# [Directions for this task]
Repeat all entries exactly.

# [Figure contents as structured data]
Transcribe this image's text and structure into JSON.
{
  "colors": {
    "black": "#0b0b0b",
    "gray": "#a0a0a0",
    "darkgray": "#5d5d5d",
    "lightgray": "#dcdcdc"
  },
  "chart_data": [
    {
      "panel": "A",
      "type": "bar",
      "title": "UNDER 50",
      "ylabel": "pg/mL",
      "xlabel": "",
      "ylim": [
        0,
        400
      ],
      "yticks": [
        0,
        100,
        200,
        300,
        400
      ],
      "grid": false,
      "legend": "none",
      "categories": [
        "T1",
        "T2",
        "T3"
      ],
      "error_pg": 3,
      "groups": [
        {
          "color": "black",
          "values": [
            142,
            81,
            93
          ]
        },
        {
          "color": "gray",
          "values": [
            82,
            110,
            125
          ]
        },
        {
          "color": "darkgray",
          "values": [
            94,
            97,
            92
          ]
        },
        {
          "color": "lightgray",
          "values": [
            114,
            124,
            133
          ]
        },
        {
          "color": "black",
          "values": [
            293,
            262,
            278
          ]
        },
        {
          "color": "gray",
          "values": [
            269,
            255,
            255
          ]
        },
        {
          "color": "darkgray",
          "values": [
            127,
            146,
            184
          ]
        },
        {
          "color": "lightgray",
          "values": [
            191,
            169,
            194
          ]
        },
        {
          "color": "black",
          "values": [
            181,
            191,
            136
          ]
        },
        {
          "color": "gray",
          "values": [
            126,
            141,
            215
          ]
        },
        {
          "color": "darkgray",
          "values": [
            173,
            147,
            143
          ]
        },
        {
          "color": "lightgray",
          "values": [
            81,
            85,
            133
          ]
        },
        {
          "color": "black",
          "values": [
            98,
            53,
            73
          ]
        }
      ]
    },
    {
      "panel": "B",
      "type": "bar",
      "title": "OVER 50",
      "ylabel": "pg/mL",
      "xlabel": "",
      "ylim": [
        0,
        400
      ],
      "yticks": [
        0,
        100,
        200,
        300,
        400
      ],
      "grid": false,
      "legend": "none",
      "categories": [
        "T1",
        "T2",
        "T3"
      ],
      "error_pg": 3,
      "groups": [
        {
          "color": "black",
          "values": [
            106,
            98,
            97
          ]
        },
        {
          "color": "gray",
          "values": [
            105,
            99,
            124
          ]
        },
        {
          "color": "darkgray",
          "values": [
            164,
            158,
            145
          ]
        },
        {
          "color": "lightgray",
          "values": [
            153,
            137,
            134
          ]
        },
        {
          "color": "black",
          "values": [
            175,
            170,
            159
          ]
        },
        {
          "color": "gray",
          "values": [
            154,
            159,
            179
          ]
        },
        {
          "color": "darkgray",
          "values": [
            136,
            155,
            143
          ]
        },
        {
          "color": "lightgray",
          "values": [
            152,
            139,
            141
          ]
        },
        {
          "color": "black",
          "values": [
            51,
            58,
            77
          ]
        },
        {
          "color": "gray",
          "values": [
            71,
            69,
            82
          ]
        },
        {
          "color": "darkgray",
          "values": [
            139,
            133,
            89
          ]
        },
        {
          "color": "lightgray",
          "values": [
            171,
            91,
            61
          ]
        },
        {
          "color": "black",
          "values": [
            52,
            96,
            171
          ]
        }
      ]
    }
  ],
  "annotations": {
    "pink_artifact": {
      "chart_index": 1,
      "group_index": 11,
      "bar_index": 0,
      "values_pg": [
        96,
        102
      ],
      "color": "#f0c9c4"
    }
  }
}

# [The result]
Transcribe this image's text and structure into JSON.
{
  "colors": {
    "black": "#0b0b0b",
    "gray": "#a0a0a0",
    "darkgray": "#5d5d5d",
    "lightgray": "#dcdcdc"
  },
  "chart_data": [
    {
      "panel": "A",
      "type": "bar",
      "title": "UNDER 50",
      "ylabel": "pg/mL",
      "xlabel": "",
      "ylim": [
        0,
        400
      ],
      "yticks": [
        0,
        100,
        200,
        300,
        400
      ],
      "grid": false,
      "legend": "none",
      "categories": [
        "T1",
        "T2",
        "T3"
      ],
      "error_pg": 3,
      "groups": [
        {
          "color": "black",
          "values": [
            142,
            81,
            93
          ]
        },
        {
          "color": "gray",
          "values": [
            82,
            110,
            125
          ]
        },
        {
          "color": "darkgray",
          "values": [
            94,
            97,
            92
          ]
        },
        {
          "color": "lightgray",
          "values": [
            114,
            124,
            133
          ]
        },
        {
          "color": "black",
          "values": [
            293,
            262,
            278
          ]
        },
        {
          "color": "gray",
          "values": [
            269,
            255,
            255
          ]
        },
        {
          "color": "darkgray",
          "values": [
            127,
            146,
            184
          ]
        },
        {
          "color": "lightgray",
          "values": [
            191,
            169,
            194
          ]
        },
        {
          "color": "black",
          "values": [
            181,
            191,
            136
          ]
        },
        {
          "color": "gray",
          "values": [
            126,
            141,
            215
          ]
        },
        {
          "color": "darkgray",
          "values": [
            173,
            147,
            143
          ]
        },
        {
          "color": "lightgray",
          "values": [
            81,
            85,
            133
          ]
        },
        {
          "color": "black",
          "values": [
            98,
            53,
            73
          ]
        }
      ]
    },
    {
      "panel": "B",
      "type": "bar",
      "title": "OVER 50",
      "ylabel": "pg/mL",
      "xlabel": "",
      "ylim": [
        0,
        400
      ],
      "yticks": [
        0,
        100,
        200,
        300,
        400
      ],
      "grid": false,
      "legend": "none",
      "categories": [
        "T1",
        "T2",
        "T3"
      ],
      "error_pg": 3,
      "groups": [
        {
          "color": "black",
          "values": [
            106,
            98,
            97
          ]
        },
        {
          "color": "gray",
          "values": [
            105,
            99,
            124
          ]
        },
        {
          "color": "darkgray",
          "values": [
            164,
            158,
            145
          ]
        },
        {
          "color": "lightgray",
          "values": [
            153,
            137,
            134
          ]
        },
        {
          "color": "black",
          "values": [
            175,
            170,
            159
          ]
        },
        {
          "color": "gray",
          "values": [
            154,
            159,
            179
          ]
        },
        {
          "color": "darkgray",
          "values": [
            136,
            155,
            143
          ]
        },
        {
          "color": "lightgray",
          "values": [
            152,
            139,
            141
          ]
        },
        {
          "color": "black",
          "values": [
            51,
            58,
            77
          ]
        },
        {
          "color": "gray",
          "values": [
            71,
            69,
            82
          ]
        },
        {
          "color": "darkgray",
          "values": [
            139,
            133,
            89
          ]
        },
        {
          "color": "lightgray",
          "values": [
            171,
            91,
            61
          ]
        },
        {
          "color": "black",
          "values": [
            52,
            96,
            171
          ]
        }
      ]
    }
  ],
  "annotations": {
    "pink_artifact": {
      "chart_index": 1,
      "group_index": 11,
      "bar_index": 0,
      "values_pg": [
        96,
        102
      ],
      "color": "#f0c9c4"
    }
  }
}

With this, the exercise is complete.